**DATA PROVIDED**
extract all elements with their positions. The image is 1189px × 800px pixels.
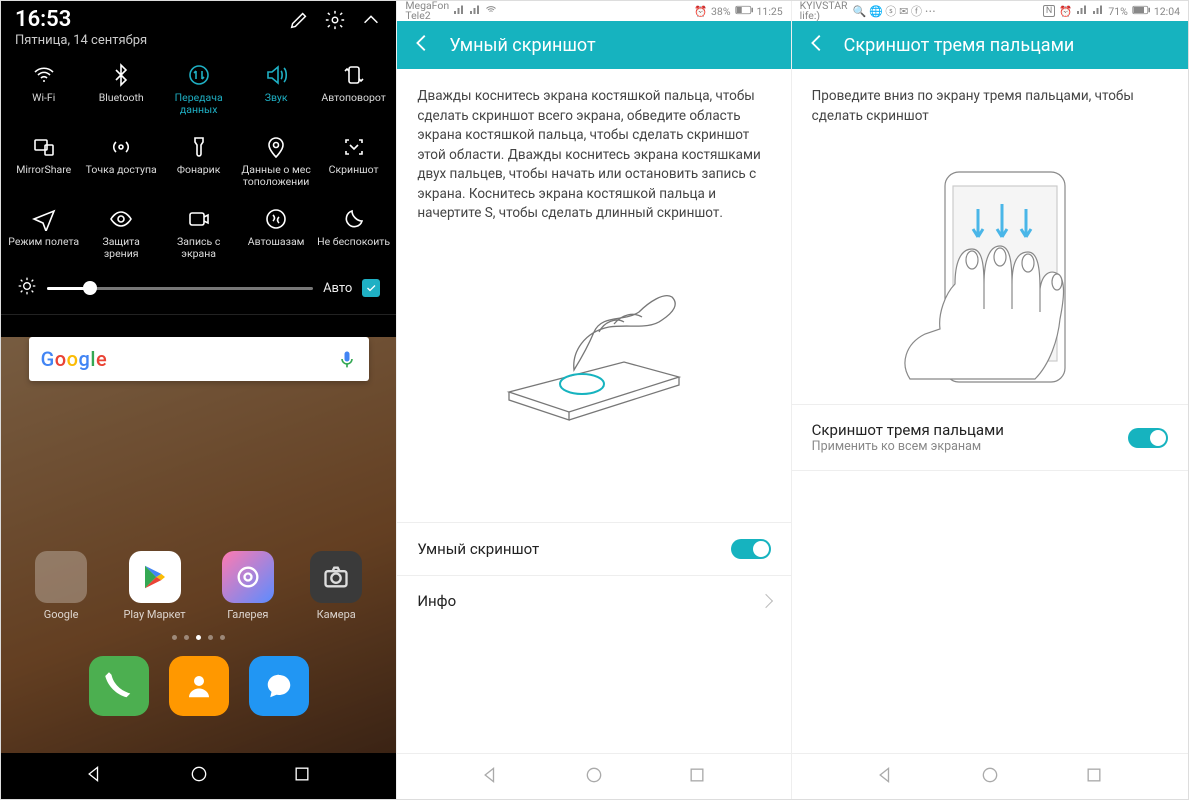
- status-bar: KYIVSTAR life:) 🔍 🌐 ⓢ ✉ ⓕ ⋯ N ⏰ 71% 12:0…: [792, 1, 1188, 21]
- nav-bar: [397, 753, 790, 799]
- nav-home[interactable]: [980, 765, 1000, 789]
- status-time: 11:25: [757, 5, 783, 18]
- auto-brightness-label: Авто: [323, 281, 352, 296]
- description-text: Дважды коснитесь экрана костяшкой пальца…: [417, 87, 770, 224]
- mic-icon[interactable]: [337, 349, 357, 369]
- battery-percent: 71%: [1108, 5, 1128, 18]
- tile-location[interactable]: Данные о мес тоположении: [237, 130, 314, 192]
- page-title: Скриншот тремя пальцами: [844, 35, 1075, 56]
- tile-mirrorshare[interactable]: MirrorShare: [5, 130, 82, 192]
- nfc-icon: N: [1043, 5, 1055, 17]
- tile-eyecare[interactable]: Защита зрения: [82, 202, 159, 264]
- signal-icon: [1076, 4, 1088, 19]
- brightness-row: Авто: [1, 270, 396, 315]
- toggle-smart-screenshot[interactable]: [731, 539, 771, 559]
- auto-brightness-checkbox[interactable]: [362, 279, 380, 297]
- dock-messages[interactable]: [249, 656, 309, 716]
- nav-home[interactable]: [189, 764, 209, 788]
- app-playmarket[interactable]: Play Маркет: [123, 551, 185, 621]
- signal-icon: [469, 4, 481, 19]
- quick-settings-panel: 16:53 Пятница, 14 сентября Wi-Fi Bluetoo…: [1, 1, 396, 799]
- header: Умный скриншот: [397, 21, 790, 69]
- tile-torch[interactable]: Фонарик: [160, 130, 237, 192]
- nav-recent[interactable]: [292, 764, 312, 788]
- row-info[interactable]: Инфо: [397, 575, 790, 626]
- app-camera[interactable]: Камера: [310, 551, 362, 621]
- tile-shazam[interactable]: Автошазам: [237, 202, 314, 264]
- tile-wifi[interactable]: Wi-Fi: [5, 58, 82, 120]
- nav-bar: [792, 753, 1188, 799]
- signal-icon: [453, 4, 465, 19]
- tile-screenrec[interactable]: Запись с экрана: [160, 202, 237, 264]
- status-bar: MegaFon Tele2 ⏰ 38% 11:25: [397, 1, 790, 21]
- nav-back[interactable]: [85, 764, 105, 788]
- wifi-icon: [485, 4, 497, 19]
- google-logo: Google: [41, 347, 108, 371]
- page-title: Умный скриншот: [449, 35, 595, 56]
- tile-screenshot[interactable]: Скриншот: [315, 130, 392, 192]
- dock-contacts[interactable]: [169, 656, 229, 716]
- row-title: Скриншот тремя пальцами: [812, 421, 1004, 439]
- three-finger-screen: KYIVSTAR life:) 🔍 🌐 ⓢ ✉ ⓕ ⋯ N ⏰ 71% 12:0…: [792, 1, 1188, 799]
- battery-icon: [735, 5, 753, 18]
- header: Скриншот тремя пальцами: [792, 21, 1188, 69]
- back-icon[interactable]: [411, 32, 433, 59]
- nav-back[interactable]: [481, 765, 501, 789]
- tile-data[interactable]: Передача данных: [160, 58, 237, 120]
- clock: 16:53: [15, 9, 147, 31]
- dock: [1, 656, 396, 716]
- description-text: Проведите вниз по экрану тремя пальцами,…: [812, 87, 1168, 126]
- nav-recent[interactable]: [687, 765, 707, 789]
- brightness-icon: [17, 276, 37, 300]
- edit-icon[interactable]: [288, 9, 310, 35]
- battery-icon: [1132, 5, 1150, 18]
- carrier-2: life:): [800, 11, 848, 22]
- brightness-slider[interactable]: [47, 287, 313, 290]
- app-google-folder[interactable]: Google: [35, 551, 87, 621]
- row-subtitle: Применить ко всем экранам: [812, 439, 1004, 454]
- back-icon[interactable]: [806, 32, 828, 59]
- nav-recent[interactable]: [1084, 765, 1104, 789]
- gear-icon[interactable]: [324, 9, 346, 35]
- quick-settings-grid: Wi-Fi Bluetooth Передача данных Звук Авт…: [1, 50, 396, 270]
- status-time: 12:04: [1154, 5, 1180, 18]
- smart-screenshot-screen: MegaFon Tele2 ⏰ 38% 11:25 Умный скриншот…: [396, 1, 791, 799]
- alarm-icon: ⏰: [694, 5, 707, 18]
- tile-autorotate[interactable]: Автоповорот: [315, 58, 392, 120]
- chevron-right-icon: [759, 594, 773, 608]
- knuckle-illustration: [397, 242, 790, 442]
- app-gallery[interactable]: Галерея: [222, 551, 274, 621]
- row-three-finger[interactable]: Скриншот тремя пальцами Применить ко все…: [792, 404, 1188, 471]
- collapse-icon[interactable]: [360, 9, 382, 35]
- toggle-three-finger[interactable]: [1128, 428, 1168, 448]
- tile-sound[interactable]: Звук: [237, 58, 314, 120]
- home-screen: Google Google Play Маркет Галерея Камера: [1, 337, 396, 799]
- tile-bluetooth[interactable]: Bluetooth: [82, 58, 159, 120]
- dock-phone[interactable]: [89, 656, 149, 716]
- tile-dnd[interactable]: Не беспокоить: [315, 202, 392, 264]
- status-icons: 🔍 🌐 ⓢ ✉ ⓕ ⋯: [853, 3, 936, 19]
- alarm-icon: ⏰: [1059, 5, 1072, 18]
- google-search-bar[interactable]: Google: [29, 337, 369, 381]
- carrier-2: Tele2: [405, 11, 449, 22]
- tile-hotspot[interactable]: Точка доступа: [82, 130, 159, 192]
- date-label: Пятница, 14 сентября: [15, 33, 147, 48]
- row-smart-screenshot[interactable]: Умный скриншот: [397, 522, 790, 575]
- battery-percent: 38%: [711, 5, 731, 18]
- nav-back[interactable]: [876, 765, 896, 789]
- tile-airplane[interactable]: Режим полета: [5, 202, 82, 264]
- three-finger-illustration: [792, 144, 1188, 404]
- nav-home[interactable]: [584, 765, 604, 789]
- signal-icon: [1092, 4, 1104, 19]
- page-indicator: [1, 635, 396, 640]
- nav-bar: [1, 753, 396, 799]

**GIVEN INSTRUCTION**
Write out these lines exactly, starting with the line that contains "- status-bar: KYIVSTAR" and going on through the line that contains "- tile-location[interactable]: Данные".

**FINAL ANSWER**
- status-bar: KYIVSTAR life:) 🔍 🌐 ⓢ ✉ ⓕ ⋯ N ⏰ 71% 12:0…: [792, 1, 1188, 21]
- nav-bar: [397, 753, 790, 799]
- nav-home[interactable]: [980, 765, 1000, 789]
- status-time: 11:25: [757, 5, 783, 18]
- auto-brightness-label: Авто: [323, 281, 352, 296]
- description-text: Дважды коснитесь экрана костяшкой пальца…: [417, 87, 770, 224]
- mic-icon[interactable]: [337, 349, 357, 369]
- battery-percent: 71%: [1108, 5, 1128, 18]
- tile-location[interactable]: Данные о мес тоположении: [237, 130, 314, 192]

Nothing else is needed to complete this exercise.